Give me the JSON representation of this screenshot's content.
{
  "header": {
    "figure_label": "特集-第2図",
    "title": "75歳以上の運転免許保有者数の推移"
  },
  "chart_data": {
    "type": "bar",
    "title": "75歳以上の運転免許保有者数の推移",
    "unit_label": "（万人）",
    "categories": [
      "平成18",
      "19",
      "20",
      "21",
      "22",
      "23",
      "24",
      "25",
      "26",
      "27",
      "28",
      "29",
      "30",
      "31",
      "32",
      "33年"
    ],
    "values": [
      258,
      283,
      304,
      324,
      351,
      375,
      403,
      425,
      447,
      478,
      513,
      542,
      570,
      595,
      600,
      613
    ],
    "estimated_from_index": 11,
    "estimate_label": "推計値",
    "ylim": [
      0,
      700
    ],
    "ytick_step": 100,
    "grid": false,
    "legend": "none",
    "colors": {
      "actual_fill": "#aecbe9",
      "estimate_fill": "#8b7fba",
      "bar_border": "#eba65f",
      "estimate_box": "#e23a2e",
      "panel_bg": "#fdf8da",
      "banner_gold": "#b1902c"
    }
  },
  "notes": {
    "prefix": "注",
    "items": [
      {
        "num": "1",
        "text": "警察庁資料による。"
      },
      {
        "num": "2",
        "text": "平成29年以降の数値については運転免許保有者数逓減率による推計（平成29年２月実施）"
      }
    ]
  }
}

* * * * *

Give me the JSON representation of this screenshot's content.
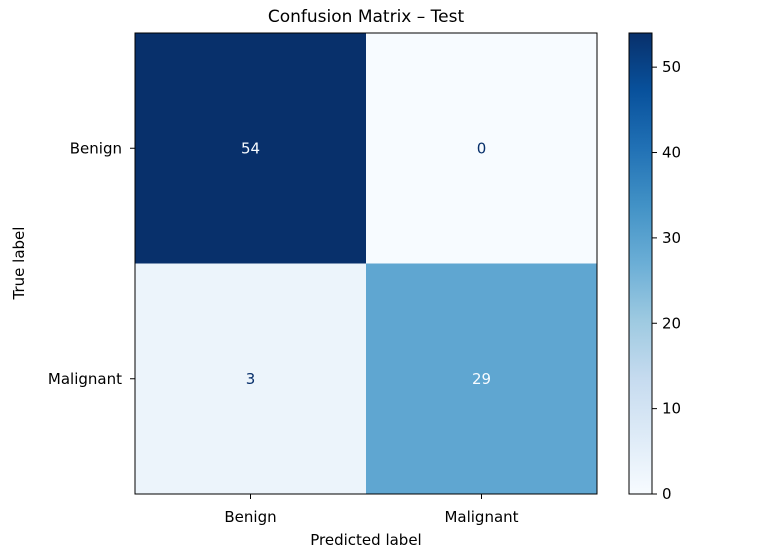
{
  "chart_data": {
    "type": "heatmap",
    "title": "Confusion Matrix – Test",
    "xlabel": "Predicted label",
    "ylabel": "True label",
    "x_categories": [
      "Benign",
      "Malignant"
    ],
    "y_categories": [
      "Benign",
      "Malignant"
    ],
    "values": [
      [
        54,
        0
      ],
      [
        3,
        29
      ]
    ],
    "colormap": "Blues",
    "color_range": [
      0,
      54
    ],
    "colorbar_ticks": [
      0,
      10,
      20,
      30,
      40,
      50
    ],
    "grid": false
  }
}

* * * * *

_WHAT THE TASK ASKS_. Copy all lines from the entries that contain the word "title".

_EXERCISE OUTPUT_.
    "title": "75歳以上の運転免許保有者数の推移"
    "title": "75歳以上の運転免許保有者数の推移",
    "title": "Confusion Matrix – Test",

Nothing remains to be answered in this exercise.